WHAT THE EXERCISE ASKS:
Repeat, unchanged, the stretch of rows below that opens with the row containing "macd-bar — [118, 436, 124, 438]" and closes with the row containing "candle — [513, 202, 519, 252]", including both of those rows.

DATA IN THIS EXERCISE:
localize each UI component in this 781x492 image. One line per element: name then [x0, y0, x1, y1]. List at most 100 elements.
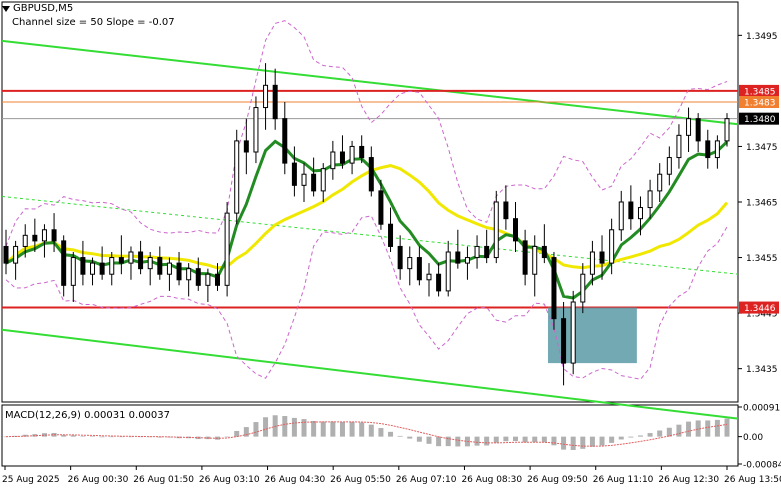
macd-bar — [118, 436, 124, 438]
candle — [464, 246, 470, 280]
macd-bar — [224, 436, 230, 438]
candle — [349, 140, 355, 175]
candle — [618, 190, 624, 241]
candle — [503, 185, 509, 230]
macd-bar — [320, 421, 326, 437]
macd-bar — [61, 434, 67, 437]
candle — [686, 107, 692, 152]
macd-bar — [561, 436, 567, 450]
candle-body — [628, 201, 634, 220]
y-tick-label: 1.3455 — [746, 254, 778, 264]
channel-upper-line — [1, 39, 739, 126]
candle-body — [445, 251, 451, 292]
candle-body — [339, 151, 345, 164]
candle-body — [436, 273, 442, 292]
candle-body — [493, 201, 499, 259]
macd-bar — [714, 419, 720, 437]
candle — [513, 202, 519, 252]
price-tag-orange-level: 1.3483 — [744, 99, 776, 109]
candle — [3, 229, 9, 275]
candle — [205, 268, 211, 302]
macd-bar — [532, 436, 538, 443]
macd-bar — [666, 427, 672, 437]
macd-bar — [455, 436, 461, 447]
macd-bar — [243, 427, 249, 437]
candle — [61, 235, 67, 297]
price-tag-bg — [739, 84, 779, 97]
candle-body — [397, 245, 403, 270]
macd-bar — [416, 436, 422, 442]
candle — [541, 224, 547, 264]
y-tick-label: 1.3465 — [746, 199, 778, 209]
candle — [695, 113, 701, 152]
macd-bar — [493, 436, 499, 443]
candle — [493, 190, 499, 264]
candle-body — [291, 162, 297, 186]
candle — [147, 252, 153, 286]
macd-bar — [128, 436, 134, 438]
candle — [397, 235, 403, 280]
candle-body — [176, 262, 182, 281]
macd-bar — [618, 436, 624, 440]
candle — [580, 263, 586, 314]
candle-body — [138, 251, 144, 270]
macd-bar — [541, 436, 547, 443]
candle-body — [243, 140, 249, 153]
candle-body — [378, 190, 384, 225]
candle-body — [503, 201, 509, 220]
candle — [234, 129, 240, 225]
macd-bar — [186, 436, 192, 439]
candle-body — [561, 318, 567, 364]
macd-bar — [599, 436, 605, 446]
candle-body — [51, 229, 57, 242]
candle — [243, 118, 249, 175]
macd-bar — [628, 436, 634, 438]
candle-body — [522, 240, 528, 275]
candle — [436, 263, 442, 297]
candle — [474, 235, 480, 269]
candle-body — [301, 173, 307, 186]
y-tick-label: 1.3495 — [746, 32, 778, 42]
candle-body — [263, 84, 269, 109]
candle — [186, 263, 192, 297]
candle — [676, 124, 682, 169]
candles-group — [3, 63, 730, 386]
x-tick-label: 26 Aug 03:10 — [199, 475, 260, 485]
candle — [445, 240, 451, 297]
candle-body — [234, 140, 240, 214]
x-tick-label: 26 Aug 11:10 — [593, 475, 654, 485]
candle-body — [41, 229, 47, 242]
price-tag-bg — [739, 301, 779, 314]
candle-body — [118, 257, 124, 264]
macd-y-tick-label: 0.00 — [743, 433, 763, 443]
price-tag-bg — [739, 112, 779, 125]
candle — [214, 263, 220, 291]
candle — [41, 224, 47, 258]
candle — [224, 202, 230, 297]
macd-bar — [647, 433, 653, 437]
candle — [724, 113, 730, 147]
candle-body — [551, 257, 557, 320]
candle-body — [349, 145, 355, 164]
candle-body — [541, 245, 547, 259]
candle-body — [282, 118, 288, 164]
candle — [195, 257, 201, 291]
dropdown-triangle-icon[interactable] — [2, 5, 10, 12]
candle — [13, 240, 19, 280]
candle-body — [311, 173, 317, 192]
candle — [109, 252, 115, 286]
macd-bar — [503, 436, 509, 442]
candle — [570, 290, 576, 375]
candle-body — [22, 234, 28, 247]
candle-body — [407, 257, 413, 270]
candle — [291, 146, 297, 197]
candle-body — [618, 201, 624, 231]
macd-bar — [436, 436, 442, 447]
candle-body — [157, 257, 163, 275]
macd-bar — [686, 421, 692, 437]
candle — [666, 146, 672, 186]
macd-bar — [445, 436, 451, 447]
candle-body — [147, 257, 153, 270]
---
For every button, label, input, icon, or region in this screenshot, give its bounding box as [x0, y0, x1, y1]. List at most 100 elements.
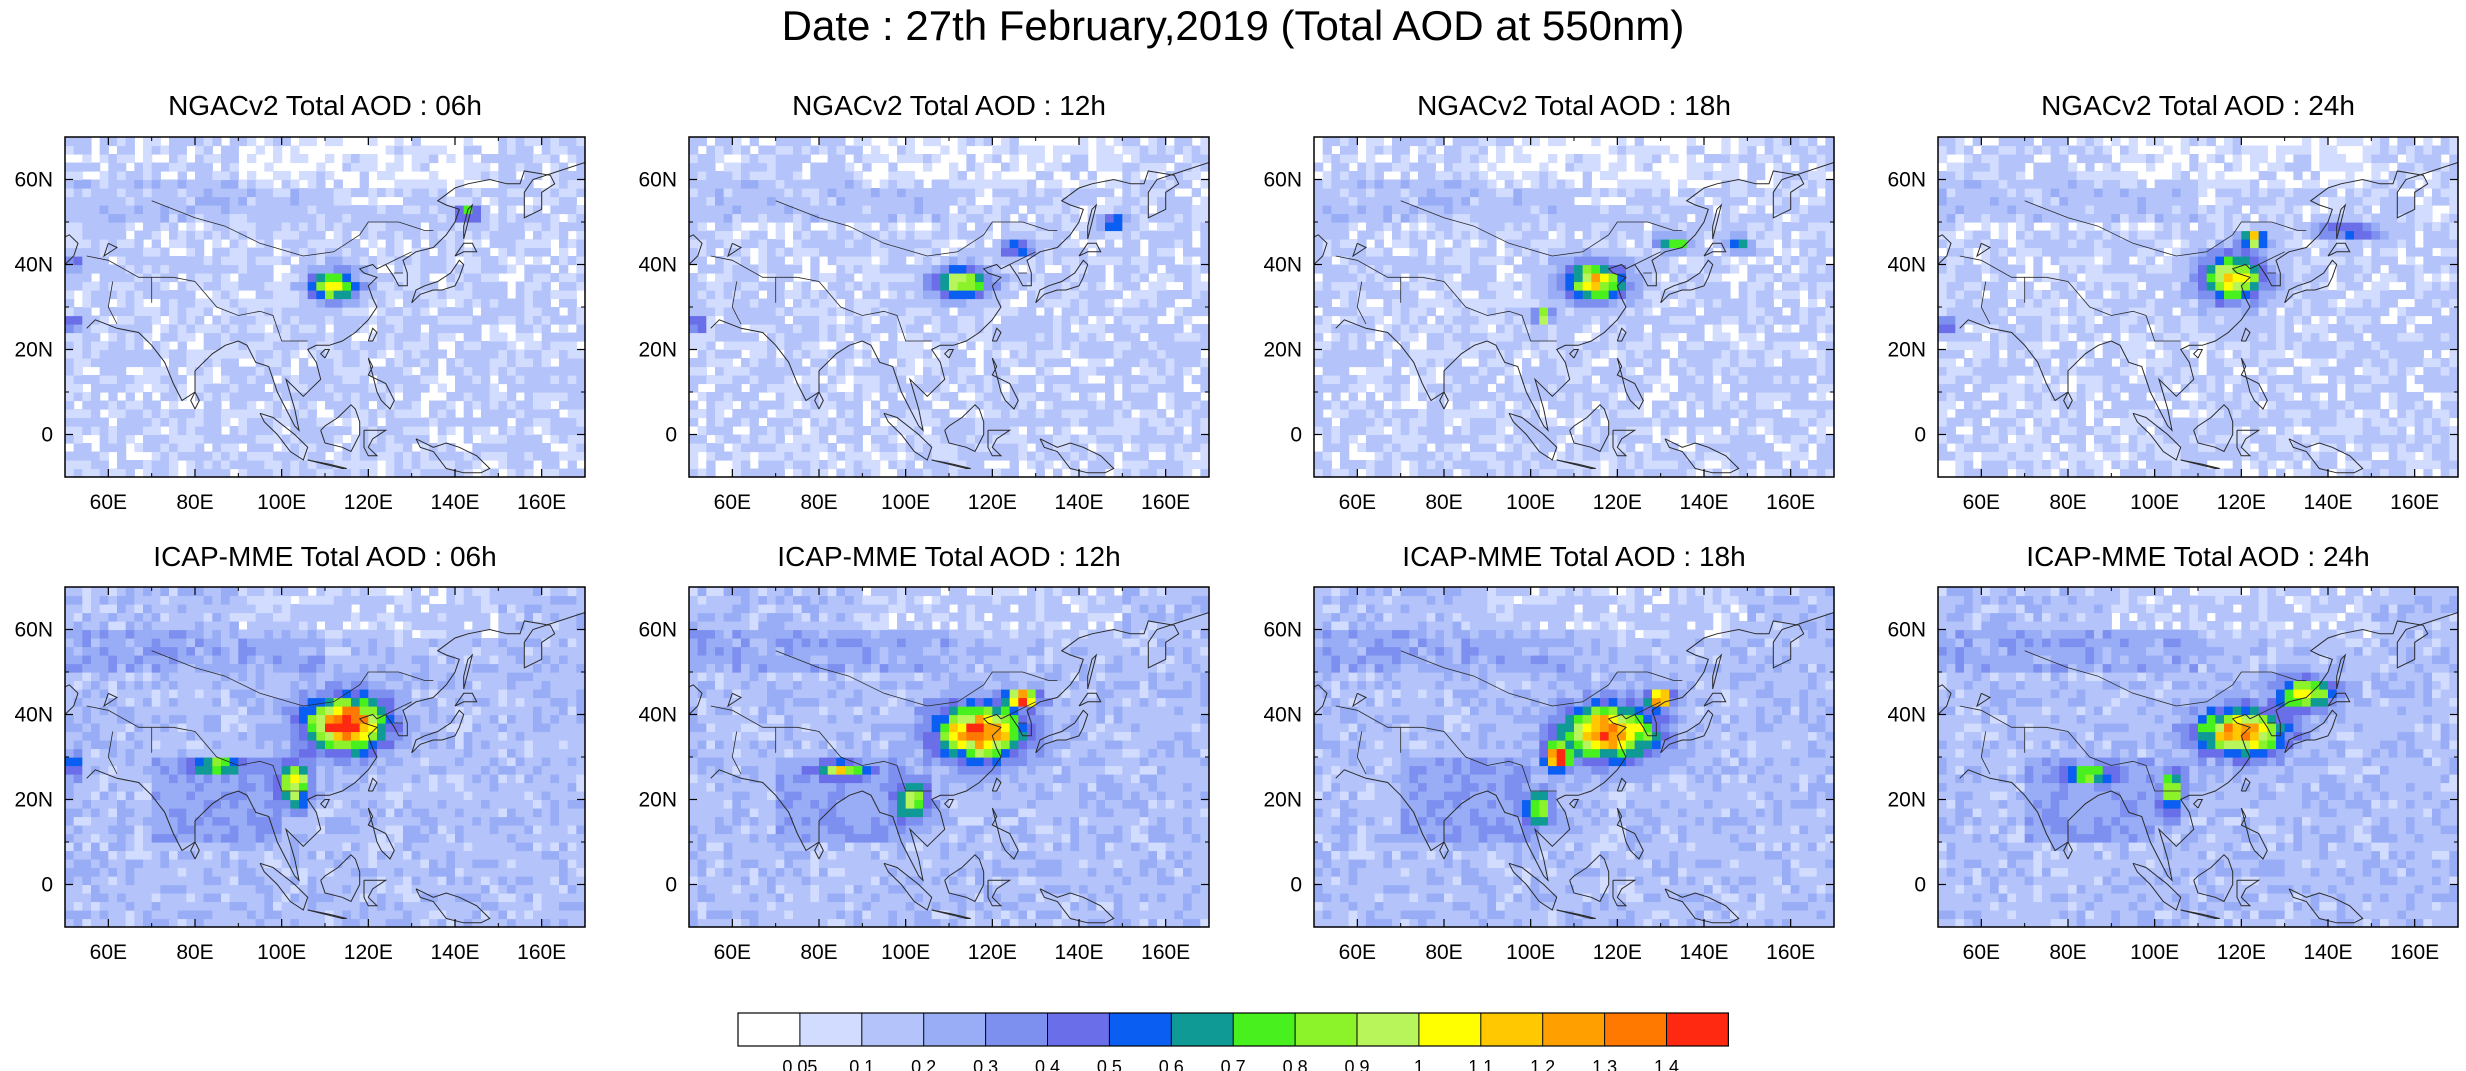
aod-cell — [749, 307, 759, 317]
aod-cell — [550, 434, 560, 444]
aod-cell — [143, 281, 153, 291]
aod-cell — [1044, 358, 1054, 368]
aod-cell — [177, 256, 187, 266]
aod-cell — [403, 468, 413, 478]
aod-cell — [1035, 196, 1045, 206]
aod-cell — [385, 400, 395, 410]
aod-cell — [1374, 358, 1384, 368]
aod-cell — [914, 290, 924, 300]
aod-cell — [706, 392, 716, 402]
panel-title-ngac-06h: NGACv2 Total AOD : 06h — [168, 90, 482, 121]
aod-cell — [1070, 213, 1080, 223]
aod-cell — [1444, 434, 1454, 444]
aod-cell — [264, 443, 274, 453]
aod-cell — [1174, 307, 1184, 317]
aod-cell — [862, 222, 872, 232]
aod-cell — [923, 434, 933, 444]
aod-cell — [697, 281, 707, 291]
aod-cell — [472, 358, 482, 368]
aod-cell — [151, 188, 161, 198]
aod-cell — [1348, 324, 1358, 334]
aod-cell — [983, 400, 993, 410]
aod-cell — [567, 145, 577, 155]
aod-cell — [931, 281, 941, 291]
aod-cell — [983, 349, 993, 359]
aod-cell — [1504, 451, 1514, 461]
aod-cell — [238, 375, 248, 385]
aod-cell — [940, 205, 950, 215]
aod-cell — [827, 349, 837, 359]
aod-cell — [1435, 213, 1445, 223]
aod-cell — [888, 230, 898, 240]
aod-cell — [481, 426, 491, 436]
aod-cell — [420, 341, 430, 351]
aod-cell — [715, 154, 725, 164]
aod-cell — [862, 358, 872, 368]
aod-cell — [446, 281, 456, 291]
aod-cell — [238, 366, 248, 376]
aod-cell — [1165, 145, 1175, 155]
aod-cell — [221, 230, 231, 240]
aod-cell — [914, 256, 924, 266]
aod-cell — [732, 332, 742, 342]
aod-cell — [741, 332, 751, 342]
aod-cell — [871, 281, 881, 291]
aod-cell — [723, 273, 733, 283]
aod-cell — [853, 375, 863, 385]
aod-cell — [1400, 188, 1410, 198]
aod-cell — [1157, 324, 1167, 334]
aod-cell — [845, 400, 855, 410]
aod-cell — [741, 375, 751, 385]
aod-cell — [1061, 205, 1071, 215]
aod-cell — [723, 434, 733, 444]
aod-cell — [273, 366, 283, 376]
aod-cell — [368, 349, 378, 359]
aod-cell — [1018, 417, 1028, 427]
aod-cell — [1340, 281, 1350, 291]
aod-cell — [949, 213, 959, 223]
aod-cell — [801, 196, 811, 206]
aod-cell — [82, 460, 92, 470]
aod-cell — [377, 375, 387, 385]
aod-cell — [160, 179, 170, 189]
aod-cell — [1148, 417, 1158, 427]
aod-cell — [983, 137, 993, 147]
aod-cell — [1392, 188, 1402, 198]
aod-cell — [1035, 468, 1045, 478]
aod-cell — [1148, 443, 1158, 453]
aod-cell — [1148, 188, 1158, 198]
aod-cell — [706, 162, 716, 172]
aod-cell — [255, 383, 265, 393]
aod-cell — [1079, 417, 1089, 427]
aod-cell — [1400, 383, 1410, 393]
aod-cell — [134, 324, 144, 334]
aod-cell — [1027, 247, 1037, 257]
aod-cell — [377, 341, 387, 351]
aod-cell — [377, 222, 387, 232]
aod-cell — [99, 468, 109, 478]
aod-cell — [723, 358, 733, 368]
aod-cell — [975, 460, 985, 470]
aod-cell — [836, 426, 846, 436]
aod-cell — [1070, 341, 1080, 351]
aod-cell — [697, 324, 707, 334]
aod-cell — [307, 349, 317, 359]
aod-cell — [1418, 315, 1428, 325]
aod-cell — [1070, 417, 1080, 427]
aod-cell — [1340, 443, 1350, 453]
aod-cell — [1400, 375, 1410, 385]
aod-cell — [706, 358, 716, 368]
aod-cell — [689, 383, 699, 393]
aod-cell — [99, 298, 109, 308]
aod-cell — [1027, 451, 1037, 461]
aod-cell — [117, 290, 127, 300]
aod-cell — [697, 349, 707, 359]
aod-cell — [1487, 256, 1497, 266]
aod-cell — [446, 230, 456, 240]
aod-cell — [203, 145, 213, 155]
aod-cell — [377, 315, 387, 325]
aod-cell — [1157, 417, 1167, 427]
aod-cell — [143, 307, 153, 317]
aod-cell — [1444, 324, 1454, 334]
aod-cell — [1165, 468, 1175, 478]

EXERCISE OUTPUT:
macd-bar — [118, 436, 124, 438]
candle — [464, 246, 470, 280]
macd-bar — [224, 436, 230, 438]
candle — [349, 140, 355, 175]
candle — [618, 190, 624, 241]
candle — [503, 185, 509, 230]
macd-bar — [320, 421, 326, 437]
macd-bar — [61, 434, 67, 437]
candle — [686, 107, 692, 152]
macd-bar — [561, 436, 567, 450]
candle-body — [628, 201, 634, 220]
y-tick-label: 1.3455 — [746, 254, 778, 264]
channel-upper-line — [1, 39, 739, 126]
candle-body — [445, 251, 451, 292]
candle-body — [339, 151, 345, 164]
candle-body — [436, 273, 442, 292]
candle-body — [493, 201, 499, 259]
macd-bar — [714, 419, 720, 437]
candle — [513, 202, 519, 252]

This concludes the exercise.